EJERCICIO PROPUESTO A:
Responde estas preguntas sobre el fragmento:
(i) ¿Cuánto tiempo pasó el viajero en el avión?
(ii) ¿Cuántas películas vio durante el vuelo?
(iii) ¿Qué filósofo había vislumbrado la dificultad del problema catalán?

FRAGMENTO DE TEXTO:

Y llegó el día. El viaje a Bogotá fue
agradable y tranquilo. El viajero no esperaba soportar el cansancio de esa
larga travesía con la resistencia que lo hizo. Ni tampoco su hija lo creyó. Al
enterarse de su viaje, le comentó: "¡A Colombia! ¿Qué se te ha perdido a
ti allí, papi? Tú no aguantas ese viaje."
Diez horas y media en el avión pueden
agotar a cualquier persona. Sin embargo, de no ser por el ruido que hacía la
imponente mole del Airbus, hubiera podido imaginar el viajero que estaba
sentado en el salón de su casa. Vio tres películas, leyó el periódico. (Por
cierto, plagado de noticias sobre la renuncia del rey Juan Carlos I y la
entronización de Felipe VI. Le llamó la atención una foto de padre e hijo
abrazándose. La emoción era palpable. Podían
verse las lágrimas de ambos, y estas
hablaban silenciosamente. Y, sin embargo, pensó, que era el más noble de
los lenguajes y lo mejor que el humano puede ofrecer, salvo, quizás, su tiempo.
Leyó al periodista Carrascal. Firmaba
un artículo lleno de razones para sostener la monarquía en España; y deseaba
acierto y venturas al nuevo rey. Tendría que lidiar este con un problema sustancial
para la convivencia de España: el separatismo catalán y vasco. Nudo gordiano
que debía desenmarañar el nuevo rey. Pero el viajero – simple testigo de este
hecho histórico trascendente –, sabía la dificultad que esta situación
entrañaba. Ya lo había vislumbrado el filósofo Ortega y Gasset, cuando, en los
albores de la República, confesaba en las Cortes Españolas: "El problema catalán
no tiene solución. Debemos acostumbrarnos a convivir con él". Y setenta y
dos años después, el filósofo seguía teniendo razón; y no sabía el viajero
durante cuantos años más, porque es humano equivocarse e, incluso, tropezar en
la misma piedra muchas veces, teniendo conciencia de ello.

INFORMACIÓN MOSTRADA:
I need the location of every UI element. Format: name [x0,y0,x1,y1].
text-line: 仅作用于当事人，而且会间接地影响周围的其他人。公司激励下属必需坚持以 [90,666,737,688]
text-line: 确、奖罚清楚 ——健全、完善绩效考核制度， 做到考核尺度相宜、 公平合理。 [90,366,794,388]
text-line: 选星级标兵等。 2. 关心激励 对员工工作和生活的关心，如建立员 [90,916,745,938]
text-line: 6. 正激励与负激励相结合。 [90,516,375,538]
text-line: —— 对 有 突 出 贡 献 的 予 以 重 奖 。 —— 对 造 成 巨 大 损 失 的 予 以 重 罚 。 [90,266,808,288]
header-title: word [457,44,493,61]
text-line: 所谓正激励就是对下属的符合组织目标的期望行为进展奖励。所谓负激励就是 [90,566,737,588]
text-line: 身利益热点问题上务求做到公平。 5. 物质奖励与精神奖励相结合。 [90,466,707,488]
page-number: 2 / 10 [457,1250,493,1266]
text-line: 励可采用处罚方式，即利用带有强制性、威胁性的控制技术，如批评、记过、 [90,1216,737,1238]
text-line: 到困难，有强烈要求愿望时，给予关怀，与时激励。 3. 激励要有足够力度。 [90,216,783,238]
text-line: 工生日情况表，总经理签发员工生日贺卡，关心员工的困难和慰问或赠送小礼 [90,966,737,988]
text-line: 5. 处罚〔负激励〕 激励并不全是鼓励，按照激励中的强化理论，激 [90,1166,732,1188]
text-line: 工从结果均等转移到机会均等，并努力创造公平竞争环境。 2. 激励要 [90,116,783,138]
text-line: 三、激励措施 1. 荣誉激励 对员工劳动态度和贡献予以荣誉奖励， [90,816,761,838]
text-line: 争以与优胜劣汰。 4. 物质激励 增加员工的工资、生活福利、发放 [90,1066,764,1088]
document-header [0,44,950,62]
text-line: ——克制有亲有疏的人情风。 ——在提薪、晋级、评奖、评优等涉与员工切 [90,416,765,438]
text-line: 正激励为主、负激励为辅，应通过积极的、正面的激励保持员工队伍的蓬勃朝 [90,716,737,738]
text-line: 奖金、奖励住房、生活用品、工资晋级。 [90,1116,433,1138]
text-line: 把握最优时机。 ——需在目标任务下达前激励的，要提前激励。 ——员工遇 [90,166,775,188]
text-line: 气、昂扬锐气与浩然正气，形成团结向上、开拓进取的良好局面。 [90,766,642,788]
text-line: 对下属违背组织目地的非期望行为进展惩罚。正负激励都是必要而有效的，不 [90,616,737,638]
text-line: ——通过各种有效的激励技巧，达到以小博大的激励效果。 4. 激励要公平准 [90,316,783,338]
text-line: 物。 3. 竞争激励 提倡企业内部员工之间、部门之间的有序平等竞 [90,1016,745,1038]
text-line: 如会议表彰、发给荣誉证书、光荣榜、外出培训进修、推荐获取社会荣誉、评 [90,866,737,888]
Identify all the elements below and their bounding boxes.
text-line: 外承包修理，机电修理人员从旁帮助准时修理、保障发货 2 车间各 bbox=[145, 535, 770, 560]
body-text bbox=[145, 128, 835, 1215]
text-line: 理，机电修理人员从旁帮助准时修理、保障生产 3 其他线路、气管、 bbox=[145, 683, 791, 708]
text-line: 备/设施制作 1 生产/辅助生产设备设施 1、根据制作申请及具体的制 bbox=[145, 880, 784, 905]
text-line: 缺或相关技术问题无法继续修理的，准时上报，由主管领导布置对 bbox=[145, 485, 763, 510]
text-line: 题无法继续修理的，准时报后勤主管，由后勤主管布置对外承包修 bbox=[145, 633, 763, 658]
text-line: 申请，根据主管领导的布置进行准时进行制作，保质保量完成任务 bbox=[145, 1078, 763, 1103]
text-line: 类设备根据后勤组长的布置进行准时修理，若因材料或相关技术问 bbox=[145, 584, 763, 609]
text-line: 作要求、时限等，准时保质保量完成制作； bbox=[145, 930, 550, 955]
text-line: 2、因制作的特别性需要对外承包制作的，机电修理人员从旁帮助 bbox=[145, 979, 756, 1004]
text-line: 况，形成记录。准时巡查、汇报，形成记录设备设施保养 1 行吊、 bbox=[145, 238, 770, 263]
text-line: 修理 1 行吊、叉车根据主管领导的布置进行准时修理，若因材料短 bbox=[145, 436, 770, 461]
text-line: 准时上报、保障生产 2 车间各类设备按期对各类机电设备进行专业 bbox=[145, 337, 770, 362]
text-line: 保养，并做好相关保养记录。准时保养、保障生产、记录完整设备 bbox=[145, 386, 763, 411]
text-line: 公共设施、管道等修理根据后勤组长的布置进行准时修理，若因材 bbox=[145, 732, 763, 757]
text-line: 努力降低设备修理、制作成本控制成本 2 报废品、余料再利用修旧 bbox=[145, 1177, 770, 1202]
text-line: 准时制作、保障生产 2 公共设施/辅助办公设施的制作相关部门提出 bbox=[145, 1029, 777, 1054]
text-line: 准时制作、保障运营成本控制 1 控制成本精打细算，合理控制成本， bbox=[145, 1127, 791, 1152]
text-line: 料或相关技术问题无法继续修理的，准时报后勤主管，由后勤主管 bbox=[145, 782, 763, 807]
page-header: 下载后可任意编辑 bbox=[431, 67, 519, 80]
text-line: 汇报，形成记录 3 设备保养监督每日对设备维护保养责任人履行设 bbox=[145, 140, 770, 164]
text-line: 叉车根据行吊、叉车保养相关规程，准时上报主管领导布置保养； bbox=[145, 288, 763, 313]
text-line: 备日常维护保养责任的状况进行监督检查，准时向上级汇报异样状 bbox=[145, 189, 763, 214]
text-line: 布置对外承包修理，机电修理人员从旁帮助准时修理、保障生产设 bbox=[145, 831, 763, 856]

EJERCICIO PROPUESTO B: ¿Puedes pasar a una tabla Markdown, con las columnas «N.º» y «Línea», las filas de los datos que van desde la primera hasta la que contiene "text-line: 励可采用处罚方式，即利用带有强制性、威胁性的控制技术，如批评、记过、 [90,1216,737,1238]", ambas incluidas? Deja fuera las líneas en blanco.

RESPUESTA DEL EJERCICIO A:
(i) Diez horas y media.
(ii) Tres.
(iii) Ortega y Gasset.

RESPUESTA DEL EJERCICIO B:
| N.º | Línea |
|---|---|
| 1 | I need the location of every UI element. Format: name [x0,y0,x1,y1]. |
| 2 | text-line: 仅作用于当事人，而且会间接地影响周围的其他人。公司激励下属必需坚持以 [90,666,737,688] |
| 3 | text-line: 确、奖罚清楚 ——健全、完善绩效考核制度， 做到考核尺度相宜、 公平合理。 [90,366,794,388] |
| 4 | text-line: 选星级标兵等。 2. 关心激励 对员工工作和生活的关心，如建立员 [90,916,745,938] |
| 5 | text-line: 6. 正激励与负激励相结合。 [90,516,375,538] |
| 6 | text-line: —— 对 有 突 出 贡 献 的 予 以 重 奖 。 —— 对 造 成 巨 大 损 失 的 予 以 重 罚 。 [90,266,808,288] |
| 7 | header-title: word [457,44,493,61] |
| 8 | text-line: 所谓正激励就是对下属的符合组织目标的期望行为进展奖励。所谓负激励就是 [90,566,737,588] |
| 9 | text-line: 身利益热点问题上务求做到公平。 5. 物质奖励与精神奖励相结合。 [90,466,707,488] |
| 10 | page-number: 2 / 10 [457,1250,493,1266] |
| 11 | text-line: 励可采用处罚方式，即利用带有强制性、威胁性的控制技术，如批评、记过、 [90,1216,737,1238] |